**What you have to do:**
Retype the data that follows line by line, exactly, and leave its pictures out.

**Recorded data:**
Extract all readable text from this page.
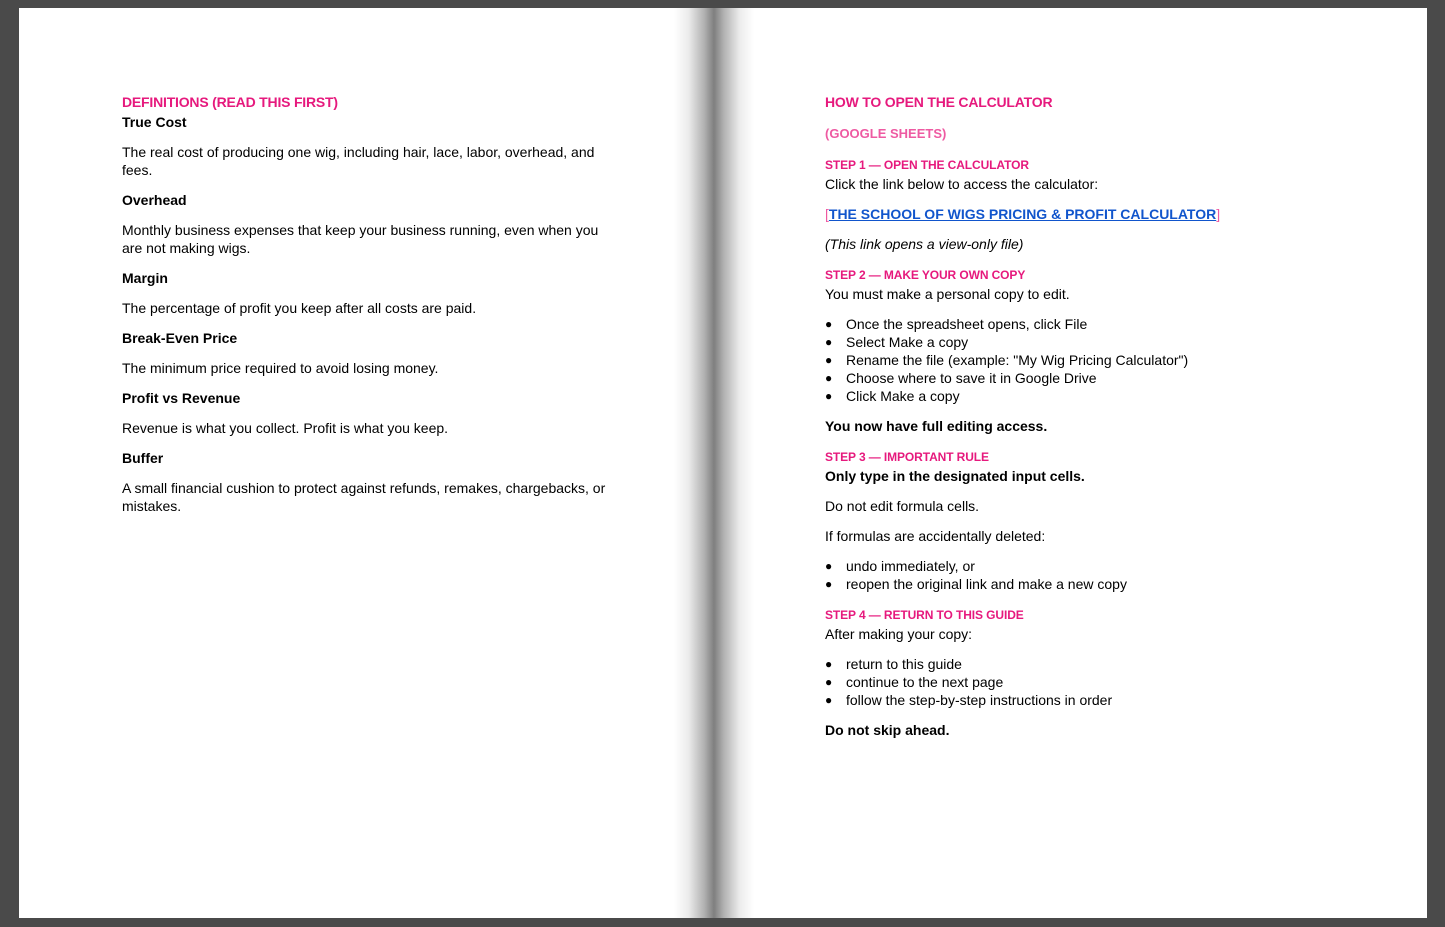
DEFINITIONS (READ THIS FIRST)
True Cost

The real cost of producing one wig, including hair, lace, labor, overhead, and fees.

Overhead

Monthly business expenses that keep your business running, even when you are not making wigs.

Margin

The percentage of profit you keep after all costs are paid.

Break-Even Price

The minimum price required to avoid losing money.

Profit vs Revenue

Revenue is what you collect. Profit is what you keep.

Buffer

A small financial cushion to protect against refunds, remakes, chargebacks, or mistakes.

HOW TO OPEN THE CALCULATOR
(GOOGLE SHEETS)
STEP 1 — OPEN THE CALCULATOR

Click the link below to access the calculator:

[THE SCHOOL OF WIGS PRICING & PROFIT CALCULATOR]

(This link opens a view-only file)

STEP 2 — MAKE YOUR OWN COPY

You must make a personal copy to edit.

● Once the spreadsheet opens, click File
● Select Make a copy
● Rename the file (example: "My Wig Pricing Calculator")
● Choose where to save it in Google Drive
● Click Make a copy

You now have full editing access.

STEP 3 — IMPORTANT RULE

Only type in the designated input cells.

Do not edit formula cells.

If formulas are accidentally deleted:

● undo immediately, or
● reopen the original link and make a new copy
STEP 4 — RETURN TO THIS GUIDE

After making your copy:

● return to this guide
● continue to the next page
● follow the step-by-step instructions in order

Do not skip ahead.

**Answer for this exercise:**
Extract all readable text from this page.
DEFINITIONS (READ THIS FIRST)
True Cost

The real cost of producing one wig, including hair, lace, labor, overhead, and fees.

Overhead

Monthly business expenses that keep your business running, even when you are not making wigs.

Margin

The percentage of profit you keep after all costs are paid.

Break-Even Price

The minimum price required to avoid losing money.

Profit vs Revenue

Revenue is what you collect. Profit is what you keep.

Buffer

A small financial cushion to protect against refunds, remakes, chargebacks, or mistakes.

HOW TO OPEN THE CALCULATOR
(GOOGLE SHEETS)
STEP 1 — OPEN THE CALCULATOR

Click the link below to access the calculator:

[THE SCHOOL OF WIGS PRICING & PROFIT CALCULATOR]

(This link opens a view-only file)

STEP 2 — MAKE YOUR OWN COPY

You must make a personal copy to edit.

● Once the spreadsheet opens, click File
● Select Make a copy
● Rename the file (example: "My Wig Pricing Calculator")
● Choose where to save it in Google Drive
● Click Make a copy

You now have full editing access.

STEP 3 — IMPORTANT RULE

Only type in the designated input cells.

Do not edit formula cells.

If formulas are accidentally deleted:

● undo immediately, or
● reopen the original link and make a new copy
STEP 4 — RETURN TO THIS GUIDE

After making your copy:

● return to this guide
● continue to the next page
● follow the step-by-step instructions in order

Do not skip ahead.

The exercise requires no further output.